━━━━━ Texto dado

Esta tardanza, por otra parte, en llegar a la novela es perfectamente biológica y no quiere decir sino que la literatura suramericana ha seguido el mismo ritmo natural que las demás literaturas de Occidente. En todas ellas, como es sabido, la poesía y hasta la literatura de especulación ideológica precedieron a la novela, y el advenimiento de ésta fue siempre un signo de madurez. De ahí que aparezca perfectamente lógico que Rómulo Gallegos venga después de Rodó y de Rubén Darío (bien guardadas las respectivas distancias en la tabla de valores absolutos) y que pudiera considerarse la aparición de «Doña Bárbara» como la entrada de la literatura hispanoamericana en la edad viril.

Que «Doña Bárbara» no podía ser obra de un novel es cosa que se evidencia desde los primeros capítulos. Lo mismo en su construcción exterior, que en su estructura interna, que en su estilo, hay una ponderación, una mesura y una sabiduría que en modo alguno podrían corresponder a un principiante.

Igualmente se echa de ver en seguida que el autor no pertenece a la vanguardia -aunque su edad sea más o menos, como queda apuntada, la de nuestros vanguardistas-. «Doña Bárbara» es una obra absolutamente de norma clásica, y por mi parte la veo ya integrada en el tiempo a las novelas clásicas del idioma.

Pero aunque sin propósito alguno de novedad, como todo artista clásico, el señor Gallegos es poderosamente original y personal, como todo   —311→   artista clásico también (clásico y no académico). Así, «Doña Bárbara» es una novela profundamente nueva, que apenas tiene su semejante en castellano.

Por sus líneas generales podría clasificarse como una novela realista; pero concurren en ella bastantes más elementos de los que suelen encontrarse en las novelas del género realista, y la catalogación distaría mucho de ser exacta. Realmente, lo que más sorprende en esta obra y lo que acaso constituya su principal virtud, al menos desde el punto de vista técnico, es la riqueza de sus componentes y la perfecta fusión y armonía del conjunto. Así, «Doña Bárbara» es a la vez novela realista y novela poemática, novela descriptiva, de costumbres rurales, y novela psicológica, novela de acción y novela de caracteres. En este sentido es una maravilla de técnica, una verdadera proeza de arquitectura y de equilibrio interior. La importancia del paisaje, del medio, que es en último término el genuino protagonista, no perjudica, sin embargo, ni resta la menor importancia a los personajes del drama, que nos interesan tanto por lo que son como por lo que hacen; y sin duda no es uno de los méritos menores el fino modelado psicológico (un elemento psicológico más abundante del que suele ofrecer la novela realista de costumbres) con que aparecen tratados los personajes principales: Santos Luzardo, Marisela y Doña Bárbara, y aun toda la comparsería, magistralmente caracterizada, que en torno de ellos se mueve y vive. Pues todo en este libro vive y alienta: ni prosa muerta ni figuras exánimes. Arte esencialmente conciso (a pesar de sus 350 páginas macizas, pocos libros menos prolijos), unas cuantas líneas le bastan al autor para plantar una vida delante de nosotros, y si Doña Bárbara, Santos y Marisela ocupan más lugar en la escena y están más próximos a las candilejas, seguramente que Melquíades el Brujeador, Balbino Paiva, el encuevado Carmelito, el magnífico Pajarote y Antoñito Sandoval, el becerrero, aunque al fondo y menos en movimiento, no se hallan menos vivos y menos intensamente iluminados.

━━━━━━━━━━
━━━━━ Datos proporcionados

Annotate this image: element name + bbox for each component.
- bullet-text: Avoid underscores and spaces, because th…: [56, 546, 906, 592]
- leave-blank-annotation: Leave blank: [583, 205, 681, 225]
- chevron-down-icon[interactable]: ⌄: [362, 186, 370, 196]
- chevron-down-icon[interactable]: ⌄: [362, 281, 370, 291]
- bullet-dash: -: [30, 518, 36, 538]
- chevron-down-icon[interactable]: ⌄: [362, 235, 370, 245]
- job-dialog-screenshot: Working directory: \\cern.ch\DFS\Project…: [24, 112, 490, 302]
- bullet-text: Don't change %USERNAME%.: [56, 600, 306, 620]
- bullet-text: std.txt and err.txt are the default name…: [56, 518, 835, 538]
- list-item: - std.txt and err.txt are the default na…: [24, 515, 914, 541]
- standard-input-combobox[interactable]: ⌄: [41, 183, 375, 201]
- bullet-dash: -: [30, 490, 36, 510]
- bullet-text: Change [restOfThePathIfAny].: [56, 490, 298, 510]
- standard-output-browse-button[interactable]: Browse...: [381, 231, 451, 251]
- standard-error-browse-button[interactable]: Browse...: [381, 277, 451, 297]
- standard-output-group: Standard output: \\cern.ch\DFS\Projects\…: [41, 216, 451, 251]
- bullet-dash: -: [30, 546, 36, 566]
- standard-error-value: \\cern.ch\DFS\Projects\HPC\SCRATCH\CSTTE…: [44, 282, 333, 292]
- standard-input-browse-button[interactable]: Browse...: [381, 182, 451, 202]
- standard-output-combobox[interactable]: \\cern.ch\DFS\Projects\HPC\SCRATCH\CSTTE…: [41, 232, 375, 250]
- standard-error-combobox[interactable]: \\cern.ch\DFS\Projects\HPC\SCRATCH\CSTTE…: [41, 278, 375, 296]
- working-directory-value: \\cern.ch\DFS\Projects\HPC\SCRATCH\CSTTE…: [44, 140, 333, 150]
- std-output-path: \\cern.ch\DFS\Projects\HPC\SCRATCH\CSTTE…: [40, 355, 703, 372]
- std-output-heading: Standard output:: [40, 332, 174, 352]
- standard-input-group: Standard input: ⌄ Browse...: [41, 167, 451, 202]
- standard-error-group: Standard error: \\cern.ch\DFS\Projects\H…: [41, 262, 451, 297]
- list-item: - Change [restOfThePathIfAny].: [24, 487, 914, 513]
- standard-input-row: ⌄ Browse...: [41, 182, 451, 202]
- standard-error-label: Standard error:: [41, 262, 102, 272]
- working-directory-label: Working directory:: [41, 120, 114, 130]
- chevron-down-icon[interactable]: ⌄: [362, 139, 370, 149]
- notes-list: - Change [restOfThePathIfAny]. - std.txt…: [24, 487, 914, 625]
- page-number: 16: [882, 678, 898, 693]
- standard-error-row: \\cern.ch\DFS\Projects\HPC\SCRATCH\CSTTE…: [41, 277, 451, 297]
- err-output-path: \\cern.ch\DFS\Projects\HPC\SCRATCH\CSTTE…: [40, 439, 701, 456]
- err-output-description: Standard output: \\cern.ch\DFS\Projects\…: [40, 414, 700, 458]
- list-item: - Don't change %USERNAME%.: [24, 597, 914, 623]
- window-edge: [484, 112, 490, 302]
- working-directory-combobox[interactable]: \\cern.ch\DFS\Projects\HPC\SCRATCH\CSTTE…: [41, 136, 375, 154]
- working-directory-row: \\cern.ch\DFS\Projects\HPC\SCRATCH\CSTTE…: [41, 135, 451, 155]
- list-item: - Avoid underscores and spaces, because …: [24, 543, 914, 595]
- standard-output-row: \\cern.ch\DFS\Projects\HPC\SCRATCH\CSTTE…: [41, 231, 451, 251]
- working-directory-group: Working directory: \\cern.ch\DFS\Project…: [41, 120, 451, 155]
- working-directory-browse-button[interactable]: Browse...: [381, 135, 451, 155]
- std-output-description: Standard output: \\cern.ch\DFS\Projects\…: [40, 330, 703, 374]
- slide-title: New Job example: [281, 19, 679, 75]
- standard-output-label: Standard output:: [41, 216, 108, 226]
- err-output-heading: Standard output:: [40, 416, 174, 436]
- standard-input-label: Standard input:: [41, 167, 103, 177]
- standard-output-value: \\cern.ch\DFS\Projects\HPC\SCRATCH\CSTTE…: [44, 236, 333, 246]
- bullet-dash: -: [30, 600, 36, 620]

━━━━━━━━━━

* _Ejercicio escrito 1_
Contesta estas preguntas con lo que dice el texto sobre «Doña Bárbara»:
(a) En las literaturas de Occidente, ¿qué llegó antes que la novela?
(b) ¿Cuántas páginas tiene la obra?
(c) ¿Qué es, en último término, el genuino protagonista?
* _Ejercicio escrito 2_
Sigue escribiendo el texto sobre «Doña Bárbara» desde el punto en que termina.
Los ítems no tienen nada que ver con el texto sobre «Doña Bárbara».

* _Respuesta 1_
(a) La poesía y hasta la literatura de especulación ideológica.
(b) 350 páginas macizas.
(c) El paisaje, el medio.

* _Respuesta 2_
Para que nada falte en la novela, hasta podría descubrírsele un simbolismo político-social (aparte del otro simbolismo más de primer plano que identifica a Doña Bárbara con la llanura, «la devoradora de hombres»), según el cual la protagonista personificaría el caciquismo y las fuerzas oscurantistas y regresivas, en tanto que Santos representaría el papel del progreso y de las fuerzas civilizadoras, al cabo triunfantes. Pero seguramente éste es el aspecto menos sugestivo de la obra, y si el tal simbolismo asoma y parece evidenciarse en la toponimia del lugar -el hato de El Miedo, por un lado; el hato de Altamira, por el otro- y, hasta en el nombre de ambos contrincantes, Doña Bárbara y Santos Luzardo (luz-ardo), bueno será decir que no hace sino asomar, quedando en estado tan embrionario, que hasta podría atribuirse a simple coincidencia.

Pero lo que da su máximo valor a la obra del señor Gallegos, colocándola en un orden novelístico que cuenta hasta ahora, que yo sepa, con muy escasos ejemplares (el más afín que en este momento le recuerdo sería «Los campesinos», de Reymont), es sin duda el profundo lirismo que vivifica toda la novela, hasta elevarla a una categoría poemática.   —312→   Epopeya de la vida rural en la llanura virgen del Nuevo Mundo, y lo mismo da para el caso la sabana del Arauca que la pampa argentina. «Doña Bárbara» nos ofrece el poema geórgico de América, la gesta de su agro ubérrimo; y si se piensa que a la par de este contenido lírico y aun épico nos da la primera gran novela americana y una de las novelas más específicamente «novelas» que se han escrito en castellano, se tendrá una idea aproximada de lo que es en sí misma la obra del señor Gallegos y del puesto que está llamada a ocupar en el panorama de la literatura hispanoamericana.

Huelga decir que el resorte eficiente de esta vida y esta poesía que hinchan impetuosamente las páginas de «Doña Bárbara» no ha podido ser otro que una íntima familiaridad con esta existencia primitiva del llanero, más centauro que hombre, y un amor violento por esta «tierra abierta y tendida, buena para el esfuerzo y para la hazaña; toda horizontes, como la esperanza; toda caminos, como la voluntad».

No obstante -y sin duda ello constituye uno de los rasgos más singulares del caso-, junto a este rudo llanero que ha tenido el autor que llevar dentro para poder sentir el llano de este modo encontraremos a un letrado docto y exquisito, avezado a todas las disciplinas literarias, pues tal nos lo revela el estilo, que mal habría podido la intuición o el sentido poético instintivo por sí solo llevar a tal seguridad y maestría.

Cierto que aun aparecen en él algunas pequeñas taras -o americanismos, si se quiere-, que hubiese sido milagro faltasen por completo en un autor americano. Tales son, por ejemplo, ciertos galicismos (como «turno a turno», «de resto», «la regla no marca», «ocasionaría a perderse»), algunas incorrecciones sintácticas («en medio a») o de sentido («gesticular con las manos») y algún que otro descuido de redacción (verbigracia dos «se levanta», a renglón seguido, en la página 152, y sobre todo una frase tan críptica como desafortunada al final del capítulo XI: «Y cayó derribado por la sideración cerebral»): cosas, por otra parte, que es muy posible aparezcan corregidas en la nueva edición.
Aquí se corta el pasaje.